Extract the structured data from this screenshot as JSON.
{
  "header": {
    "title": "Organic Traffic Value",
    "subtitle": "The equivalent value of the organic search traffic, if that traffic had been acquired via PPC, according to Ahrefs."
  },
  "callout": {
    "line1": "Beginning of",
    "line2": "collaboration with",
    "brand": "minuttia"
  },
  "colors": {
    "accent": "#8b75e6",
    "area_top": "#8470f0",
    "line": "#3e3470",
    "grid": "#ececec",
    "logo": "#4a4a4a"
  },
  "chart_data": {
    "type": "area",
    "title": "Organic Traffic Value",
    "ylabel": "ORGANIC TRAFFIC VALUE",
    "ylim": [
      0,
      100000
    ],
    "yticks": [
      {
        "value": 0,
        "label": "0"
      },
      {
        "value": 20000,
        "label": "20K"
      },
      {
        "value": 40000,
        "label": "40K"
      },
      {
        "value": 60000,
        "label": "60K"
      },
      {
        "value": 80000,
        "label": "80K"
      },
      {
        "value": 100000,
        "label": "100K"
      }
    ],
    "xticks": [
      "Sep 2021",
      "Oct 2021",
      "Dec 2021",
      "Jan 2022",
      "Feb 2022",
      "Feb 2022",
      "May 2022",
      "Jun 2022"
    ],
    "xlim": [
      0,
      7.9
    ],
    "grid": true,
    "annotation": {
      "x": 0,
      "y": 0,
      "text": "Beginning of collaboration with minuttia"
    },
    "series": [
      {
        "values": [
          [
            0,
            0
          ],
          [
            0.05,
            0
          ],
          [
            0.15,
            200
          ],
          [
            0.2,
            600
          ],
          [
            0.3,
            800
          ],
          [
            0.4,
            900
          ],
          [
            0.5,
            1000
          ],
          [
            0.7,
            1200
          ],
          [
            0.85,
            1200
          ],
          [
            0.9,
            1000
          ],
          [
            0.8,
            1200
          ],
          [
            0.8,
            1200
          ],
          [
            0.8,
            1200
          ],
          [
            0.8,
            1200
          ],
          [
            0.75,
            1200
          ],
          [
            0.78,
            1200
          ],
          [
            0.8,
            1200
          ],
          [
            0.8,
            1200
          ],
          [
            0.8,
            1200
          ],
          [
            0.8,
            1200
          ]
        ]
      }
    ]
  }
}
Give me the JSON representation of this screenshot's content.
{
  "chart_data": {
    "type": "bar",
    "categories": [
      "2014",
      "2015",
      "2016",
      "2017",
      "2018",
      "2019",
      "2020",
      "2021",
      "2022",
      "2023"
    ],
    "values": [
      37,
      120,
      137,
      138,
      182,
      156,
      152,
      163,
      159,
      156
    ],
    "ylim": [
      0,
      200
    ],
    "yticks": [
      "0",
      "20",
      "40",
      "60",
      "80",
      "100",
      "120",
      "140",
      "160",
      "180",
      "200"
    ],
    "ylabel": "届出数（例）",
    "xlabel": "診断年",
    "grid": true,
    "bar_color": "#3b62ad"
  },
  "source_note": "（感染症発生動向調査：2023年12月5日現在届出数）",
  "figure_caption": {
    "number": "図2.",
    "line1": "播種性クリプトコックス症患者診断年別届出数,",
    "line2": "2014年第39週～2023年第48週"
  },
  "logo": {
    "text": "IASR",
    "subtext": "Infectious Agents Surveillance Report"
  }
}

Written task:
Return, word for word, every line from the line with "Give me the" to the final line of the data.

Output:
Give me the JSON representation of this screenshot's content.
{
  "chart_data": {
    "type": "bar",
    "categories": [
      "2014",
      "2015",
      "2016",
      "2017",
      "2018",
      "2019",
      "2020",
      "2021",
      "2022",
      "2023"
    ],
    "values": [
      37,
      120,
      137,
      138,
      182,
      156,
      152,
      163,
      159,
      156
    ],
    "ylim": [
      0,
      200
    ],
    "yticks": [
      "0",
      "20",
      "40",
      "60",
      "80",
      "100",
      "120",
      "140",
      "160",
      "180",
      "200"
    ],
    "ylabel": "届出数（例）",
    "xlabel": "診断年",
    "grid": true,
    "bar_color": "#3b62ad"
  },
  "source_note": "（感染症発生動向調査：2023年12月5日現在届出数）",
  "figure_caption": {
    "number": "図2.",
    "line1": "播種性クリプトコックス症患者診断年別届出数,",
    "line2": "2014年第39週～2023年第48週"
  },
  "logo": {
    "text": "IASR",
    "subtext": "Infectious Agents Surveillance Report"
  }
}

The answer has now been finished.